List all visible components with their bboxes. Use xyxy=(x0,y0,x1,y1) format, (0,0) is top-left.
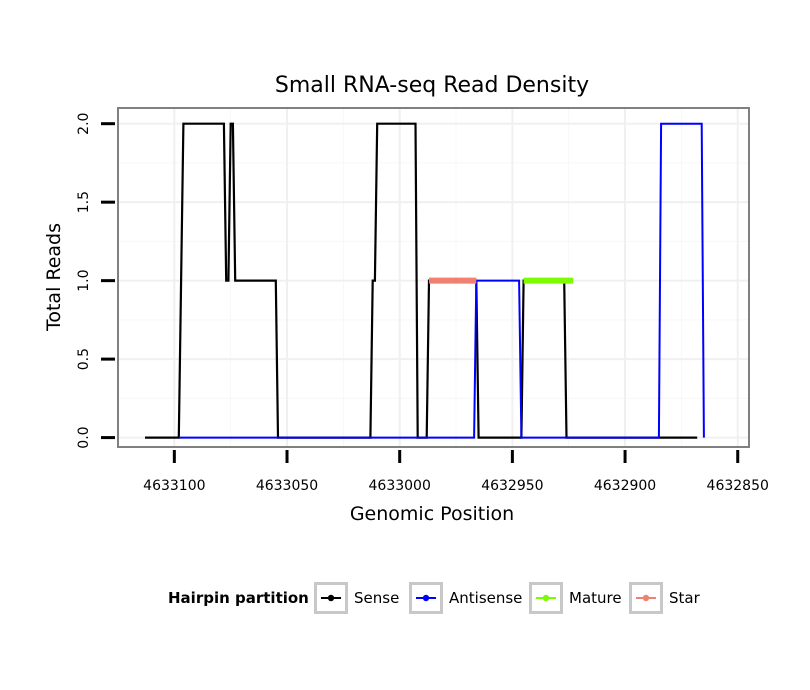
series-line-antisense xyxy=(178,122,705,439)
y-axis-label: Total Reads xyxy=(43,223,65,332)
x-axis-label: Genomic Position xyxy=(350,503,514,525)
legend-key-dot xyxy=(642,594,650,602)
legend-label-mature: Mature xyxy=(569,589,622,607)
series-line-sense xyxy=(145,122,698,439)
x-tick-label: 4632950 xyxy=(481,478,543,494)
chart-title: Small RNA-seq Read Density xyxy=(275,73,589,98)
legend-label-antisense: Antisense xyxy=(449,589,522,607)
legend-title: Hairpin partition xyxy=(168,589,309,607)
legend-key-box xyxy=(409,582,443,614)
legend-key-dot xyxy=(542,594,550,602)
plot-background xyxy=(118,108,749,447)
plot-border xyxy=(117,107,750,448)
series-lines xyxy=(145,122,705,439)
y-tick-label: 2.0 xyxy=(76,113,92,135)
legend-label-sense: Sense xyxy=(354,589,399,607)
legend-key-dot xyxy=(422,594,430,602)
x-tick-label: 4632900 xyxy=(594,478,656,494)
y-tick-label: 0.5 xyxy=(76,348,92,370)
x-tick-label: 4633050 xyxy=(256,478,318,494)
y-tick-label: 0.0 xyxy=(76,426,92,448)
x-tick-label: 4632850 xyxy=(707,478,769,494)
y-tick-label: 1.0 xyxy=(76,270,92,292)
y-axis: 0.0 0.5 1.0 1.5 2.0 xyxy=(76,113,115,449)
x-tick-label: 4633000 xyxy=(369,478,431,494)
legend-label-star: Star xyxy=(669,589,701,607)
x-axis: 4633100 4633050 4633000 4632950 4632900 46328… xyxy=(143,450,769,494)
legend-key-dot xyxy=(327,594,335,602)
x-tick-label: 4633100 xyxy=(143,478,205,494)
legend: Hairpin partition Sense Antisense Mature St… xyxy=(168,582,701,614)
y-tick-label: 1.5 xyxy=(76,191,92,213)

::::

◆ What needs to be done
Send back every line of the listing exactly. Omit the images.

◆ Result below
List all visible components with their bboxes. Use xyxy=(x0,y0,x1,y1) format, (0,0) is top-left.
series-line-antisense xyxy=(178,122,705,439)
y-axis-label: Total Reads xyxy=(43,223,65,332)
x-axis-label: Genomic Position xyxy=(350,503,514,525)
legend-key-dot xyxy=(642,594,650,602)
legend-label-mature: Mature xyxy=(569,589,622,607)
series-line-sense xyxy=(145,122,698,439)
x-tick-label: 4632950 xyxy=(481,478,543,494)
chart-title: Small RNA-seq Read Density xyxy=(275,73,589,98)
legend-label-antisense: Antisense xyxy=(449,589,522,607)
legend-title: Hairpin partition xyxy=(168,589,309,607)
legend-key-box xyxy=(409,582,443,614)
legend-key-dot xyxy=(542,594,550,602)
plot-background xyxy=(118,108,749,447)
plot-border xyxy=(117,107,750,448)
series-lines xyxy=(145,122,705,439)
y-tick-label: 2.0 xyxy=(76,113,92,135)
legend-label-sense: Sense xyxy=(354,589,399,607)
legend-key-dot xyxy=(422,594,430,602)
x-tick-label: 4632900 xyxy=(594,478,656,494)
y-tick-label: 0.5 xyxy=(76,348,92,370)
x-tick-label: 4633050 xyxy=(256,478,318,494)
y-tick-label: 0.0 xyxy=(76,426,92,448)
x-tick-label: 4632850 xyxy=(707,478,769,494)
y-tick-label: 1.0 xyxy=(76,270,92,292)
y-axis: 0.0 0.5 1.0 1.5 2.0 xyxy=(76,113,115,449)
x-tick-label: 4633000 xyxy=(369,478,431,494)
legend-label-star: Star xyxy=(669,589,701,607)
x-axis: 4633100 4633050 4633000 4632950 4632900 46328… xyxy=(143,450,769,494)
legend-key-dot xyxy=(327,594,335,602)
x-tick-label: 4633100 xyxy=(143,478,205,494)
legend: Hairpin partition Sense Antisense Mature St… xyxy=(168,582,701,614)
y-tick-label: 1.5 xyxy=(76,191,92,213)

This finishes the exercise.